§ Given exercise:
Go through the entries below and print each one exactly, leaving out pictures.

Dataset listings of figures:

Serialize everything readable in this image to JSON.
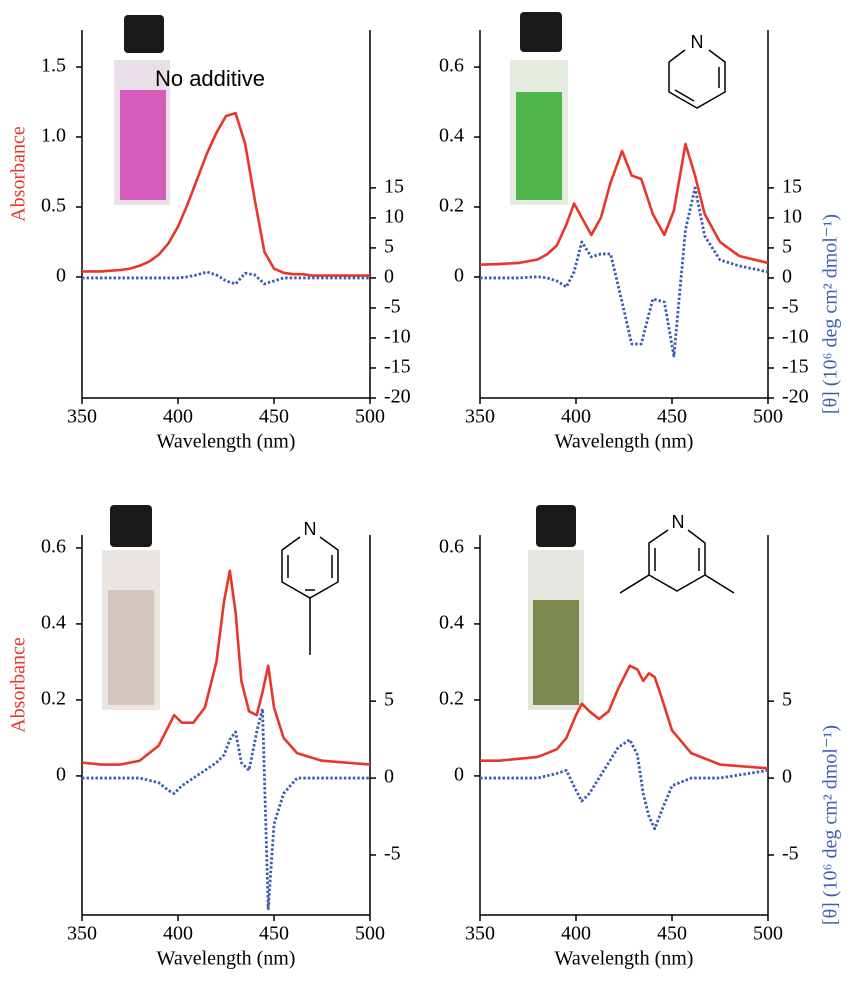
{
  "chart_data": [
    {
      "type": "line",
      "annotation": "No additive",
      "xlabel": "Wavelength (nm)",
      "ylabel": "Absorbance",
      "x": [
        350,
        355,
        360,
        365,
        370,
        375,
        380,
        385,
        390,
        395,
        400,
        405,
        410,
        415,
        420,
        425,
        430,
        435,
        440,
        445,
        450,
        455,
        460,
        465,
        470,
        475,
        480,
        485,
        490,
        495,
        500
      ],
      "series": [
        {
          "color": "#e8372a",
          "linestyle": "solid",
          "axis": "y",
          "values": [
            0.04,
            0.04,
            0.04,
            0.045,
            0.05,
            0.06,
            0.08,
            0.11,
            0.16,
            0.24,
            0.36,
            0.52,
            0.7,
            0.88,
            1.03,
            1.15,
            1.17,
            0.95,
            0.55,
            0.18,
            0.06,
            0.03,
            0.02,
            0.02,
            0.01,
            0.01,
            0.01,
            0.01,
            0.01,
            0.01,
            0.01
          ]
        },
        {
          "color": "#3d5fb0",
          "linestyle": "dotted",
          "axis": "y2",
          "values": [
            0,
            0,
            0,
            0,
            0,
            0,
            0,
            0,
            0,
            0,
            0,
            0.2,
            0.5,
            1,
            0.5,
            -0.5,
            -1,
            0.8,
            0.5,
            -1,
            -0.5,
            0,
            0,
            0,
            0,
            0,
            0,
            0,
            0,
            0,
            0
          ]
        }
      ],
      "xlim": [
        350,
        500
      ],
      "xticks": [
        350,
        400,
        450,
        500
      ],
      "ylim": [
        -0.864,
        1.764
      ],
      "yticks": [
        0,
        0.5,
        {
          "value": 1,
          "label": "1.0"
        },
        1.5
      ],
      "y2lim": [
        -20,
        41.3
      ],
      "y2ticks": [
        15,
        10,
        5,
        0,
        -5,
        -10,
        -15,
        -20
      ]
    },
    {
      "type": "line",
      "annotation": "N",
      "xlabel": "Wavelength (nm)",
      "y2label": "[θ]  (10⁶ deg cm² dmol⁻¹)",
      "x": [
        350,
        360,
        370,
        380,
        385,
        390,
        395,
        399,
        403,
        408,
        413,
        418,
        424,
        429,
        434,
        440,
        446,
        451,
        457,
        462,
        467,
        475,
        485,
        500
      ],
      "series": [
        {
          "color": "#e8372a",
          "linestyle": "solid",
          "axis": "y",
          "values": [
            0.035,
            0.037,
            0.04,
            0.05,
            0.065,
            0.09,
            0.15,
            0.21,
            0.17,
            0.12,
            0.17,
            0.27,
            0.36,
            0.29,
            0.28,
            0.18,
            0.12,
            0.19,
            0.38,
            0.29,
            0.18,
            0.1,
            0.06,
            0.04
          ]
        },
        {
          "color": "#3d5fb0",
          "linestyle": "dotted",
          "axis": "y2",
          "values": [
            0,
            0,
            0,
            0.2,
            0,
            -0.5,
            -1.5,
            1,
            6,
            3.5,
            4,
            4,
            -4,
            -11,
            -11,
            -3.5,
            -4,
            -13,
            8,
            15,
            7,
            3,
            2,
            1
          ]
        }
      ],
      "xlim": [
        350,
        500
      ],
      "xticks": [
        350,
        400,
        450,
        500
      ],
      "ylim": [
        -0.346,
        0.706
      ],
      "yticks": [
        0,
        0.2,
        0.4,
        0.6
      ],
      "y2lim": [
        -20,
        41.3
      ],
      "y2ticks": [
        15,
        10,
        5,
        0,
        -5,
        -10,
        -15,
        -20
      ]
    },
    {
      "type": "line",
      "annotation": "N",
      "xlabel": "Wavelength (nm)",
      "ylabel": "Absorbance",
      "x": [
        350,
        360,
        370,
        380,
        390,
        395,
        398,
        402,
        408,
        414,
        420,
        424,
        427,
        430,
        433,
        437,
        441,
        444,
        447,
        450,
        455,
        462,
        475,
        500
      ],
      "series": [
        {
          "color": "#e8372a",
          "linestyle": "solid",
          "axis": "y",
          "values": [
            0.035,
            0.03,
            0.03,
            0.04,
            0.08,
            0.13,
            0.16,
            0.14,
            0.14,
            0.18,
            0.3,
            0.46,
            0.54,
            0.43,
            0.25,
            0.17,
            0.16,
            0.22,
            0.29,
            0.18,
            0.1,
            0.06,
            0.04,
            0.03
          ]
        },
        {
          "color": "#3d5fb0",
          "linestyle": "dotted",
          "axis": "y2",
          "values": [
            0,
            0,
            0,
            0,
            -0.3,
            -0.8,
            -1,
            -0.5,
            0,
            0.5,
            1,
            1.5,
            2.5,
            3,
            1,
            0.5,
            3,
            4.5,
            -8.5,
            -3,
            -1,
            0,
            0,
            0
          ]
        }
      ],
      "xlim": [
        350,
        500
      ],
      "xticks": [
        350,
        400,
        450,
        500
      ],
      "ylim": [
        -0.366,
        0.634
      ],
      "yticks": [
        0,
        0.2,
        0.4,
        0.6
      ],
      "y2lim": [
        -8.9,
        15.8
      ],
      "y2ticks": [
        5,
        0,
        -5
      ]
    },
    {
      "type": "line",
      "annotation": "N",
      "xlabel": "Wavelength (nm)",
      "y2label": "[θ]  (10⁶ deg cm² dmol⁻¹)",
      "x": [
        350,
        360,
        370,
        380,
        390,
        395,
        400,
        403,
        407,
        412,
        417,
        422,
        428,
        432,
        435,
        438,
        441,
        445,
        450,
        460,
        475,
        500
      ],
      "series": [
        {
          "color": "#e8372a",
          "linestyle": "solid",
          "axis": "y",
          "values": [
            0.04,
            0.04,
            0.045,
            0.05,
            0.07,
            0.1,
            0.16,
            0.19,
            0.17,
            0.15,
            0.17,
            0.23,
            0.29,
            0.28,
            0.25,
            0.27,
            0.26,
            0.2,
            0.12,
            0.06,
            0.03,
            0.02
          ]
        },
        {
          "color": "#3d5fb0",
          "linestyle": "dotted",
          "axis": "y2",
          "values": [
            0,
            0,
            0,
            0,
            0.3,
            0.5,
            -0.8,
            -1.5,
            -1,
            0,
            1,
            2,
            2.5,
            1.5,
            -1,
            -2.5,
            -3.3,
            -2,
            -0.5,
            0,
            0,
            0.5
          ]
        }
      ],
      "xlim": [
        350,
        500
      ],
      "xticks": [
        350,
        400,
        450,
        500
      ],
      "ylim": [
        -0.366,
        0.634
      ],
      "yticks": [
        0,
        0.2,
        0.4,
        0.6
      ],
      "y2lim": [
        -8.9,
        15.8
      ],
      "y2ticks": [
        5,
        0,
        -5
      ]
    }
  ]
}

§ Output of the exercise:
Serialize everything readable in this image to JSON.
{
  "chart_data": [
    {
      "type": "line",
      "annotation": "No additive",
      "xlabel": "Wavelength (nm)",
      "ylabel": "Absorbance",
      "x": [
        350,
        355,
        360,
        365,
        370,
        375,
        380,
        385,
        390,
        395,
        400,
        405,
        410,
        415,
        420,
        425,
        430,
        435,
        440,
        445,
        450,
        455,
        460,
        465,
        470,
        475,
        480,
        485,
        490,
        495,
        500
      ],
      "series": [
        {
          "color": "#e8372a",
          "linestyle": "solid",
          "axis": "y",
          "values": [
            0.04,
            0.04,
            0.04,
            0.045,
            0.05,
            0.06,
            0.08,
            0.11,
            0.16,
            0.24,
            0.36,
            0.52,
            0.7,
            0.88,
            1.03,
            1.15,
            1.17,
            0.95,
            0.55,
            0.18,
            0.06,
            0.03,
            0.02,
            0.02,
            0.01,
            0.01,
            0.01,
            0.01,
            0.01,
            0.01,
            0.01
          ]
        },
        {
          "color": "#3d5fb0",
          "linestyle": "dotted",
          "axis": "y2",
          "values": [
            0,
            0,
            0,
            0,
            0,
            0,
            0,
            0,
            0,
            0,
            0,
            0.2,
            0.5,
            1,
            0.5,
            -0.5,
            -1,
            0.8,
            0.5,
            -1,
            -0.5,
            0,
            0,
            0,
            0,
            0,
            0,
            0,
            0,
            0,
            0
          ]
        }
      ],
      "xlim": [
        350,
        500
      ],
      "xticks": [
        350,
        400,
        450,
        500
      ],
      "ylim": [
        -0.864,
        1.764
      ],
      "yticks": [
        0,
        0.5,
        {
          "value": 1,
          "label": "1.0"
        },
        1.5
      ],
      "y2lim": [
        -20,
        41.3
      ],
      "y2ticks": [
        15,
        10,
        5,
        0,
        -5,
        -10,
        -15,
        -20
      ]
    },
    {
      "type": "line",
      "annotation": "N",
      "xlabel": "Wavelength (nm)",
      "y2label": "[θ]  (10⁶ deg cm² dmol⁻¹)",
      "x": [
        350,
        360,
        370,
        380,
        385,
        390,
        395,
        399,
        403,
        408,
        413,
        418,
        424,
        429,
        434,
        440,
        446,
        451,
        457,
        462,
        467,
        475,
        485,
        500
      ],
      "series": [
        {
          "color": "#e8372a",
          "linestyle": "solid",
          "axis": "y",
          "values": [
            0.035,
            0.037,
            0.04,
            0.05,
            0.065,
            0.09,
            0.15,
            0.21,
            0.17,
            0.12,
            0.17,
            0.27,
            0.36,
            0.29,
            0.28,
            0.18,
            0.12,
            0.19,
            0.38,
            0.29,
            0.18,
            0.1,
            0.06,
            0.04
          ]
        },
        {
          "color": "#3d5fb0",
          "linestyle": "dotted",
          "axis": "y2",
          "values": [
            0,
            0,
            0,
            0.2,
            0,
            -0.5,
            -1.5,
            1,
            6,
            3.5,
            4,
            4,
            -4,
            -11,
            -11,
            -3.5,
            -4,
            -13,
            8,
            15,
            7,
            3,
            2,
            1
          ]
        }
      ],
      "xlim": [
        350,
        500
      ],
      "xticks": [
        350,
        400,
        450,
        500
      ],
      "ylim": [
        -0.346,
        0.706
      ],
      "yticks": [
        0,
        0.2,
        0.4,
        0.6
      ],
      "y2lim": [
        -20,
        41.3
      ],
      "y2ticks": [
        15,
        10,
        5,
        0,
        -5,
        -10,
        -15,
        -20
      ]
    },
    {
      "type": "line",
      "annotation": "N",
      "xlabel": "Wavelength (nm)",
      "ylabel": "Absorbance",
      "x": [
        350,
        360,
        370,
        380,
        390,
        395,
        398,
        402,
        408,
        414,
        420,
        424,
        427,
        430,
        433,
        437,
        441,
        444,
        447,
        450,
        455,
        462,
        475,
        500
      ],
      "series": [
        {
          "color": "#e8372a",
          "linestyle": "solid",
          "axis": "y",
          "values": [
            0.035,
            0.03,
            0.03,
            0.04,
            0.08,
            0.13,
            0.16,
            0.14,
            0.14,
            0.18,
            0.3,
            0.46,
            0.54,
            0.43,
            0.25,
            0.17,
            0.16,
            0.22,
            0.29,
            0.18,
            0.1,
            0.06,
            0.04,
            0.03
          ]
        },
        {
          "color": "#3d5fb0",
          "linestyle": "dotted",
          "axis": "y2",
          "values": [
            0,
            0,
            0,
            0,
            -0.3,
            -0.8,
            -1,
            -0.5,
            0,
            0.5,
            1,
            1.5,
            2.5,
            3,
            1,
            0.5,
            3,
            4.5,
            -8.5,
            -3,
            -1,
            0,
            0,
            0
          ]
        }
      ],
      "xlim": [
        350,
        500
      ],
      "xticks": [
        350,
        400,
        450,
        500
      ],
      "ylim": [
        -0.366,
        0.634
      ],
      "yticks": [
        0,
        0.2,
        0.4,
        0.6
      ],
      "y2lim": [
        -8.9,
        15.8
      ],
      "y2ticks": [
        5,
        0,
        -5
      ]
    },
    {
      "type": "line",
      "annotation": "N",
      "xlabel": "Wavelength (nm)",
      "y2label": "[θ]  (10⁶ deg cm² dmol⁻¹)",
      "x": [
        350,
        360,
        370,
        380,
        390,
        395,
        400,
        403,
        407,
        412,
        417,
        422,
        428,
        432,
        435,
        438,
        441,
        445,
        450,
        460,
        475,
        500
      ],
      "series": [
        {
          "color": "#e8372a",
          "linestyle": "solid",
          "axis": "y",
          "values": [
            0.04,
            0.04,
            0.045,
            0.05,
            0.07,
            0.1,
            0.16,
            0.19,
            0.17,
            0.15,
            0.17,
            0.23,
            0.29,
            0.28,
            0.25,
            0.27,
            0.26,
            0.2,
            0.12,
            0.06,
            0.03,
            0.02
          ]
        },
        {
          "color": "#3d5fb0",
          "linestyle": "dotted",
          "axis": "y2",
          "values": [
            0,
            0,
            0,
            0,
            0.3,
            0.5,
            -0.8,
            -1.5,
            -1,
            0,
            1,
            2,
            2.5,
            1.5,
            -1,
            -2.5,
            -3.3,
            -2,
            -0.5,
            0,
            0,
            0.5
          ]
        }
      ],
      "xlim": [
        350,
        500
      ],
      "xticks": [
        350,
        400,
        450,
        500
      ],
      "ylim": [
        -0.366,
        0.634
      ],
      "yticks": [
        0,
        0.2,
        0.4,
        0.6
      ],
      "y2lim": [
        -8.9,
        15.8
      ],
      "y2ticks": [
        5,
        0,
        -5
      ]
    }
  ]
}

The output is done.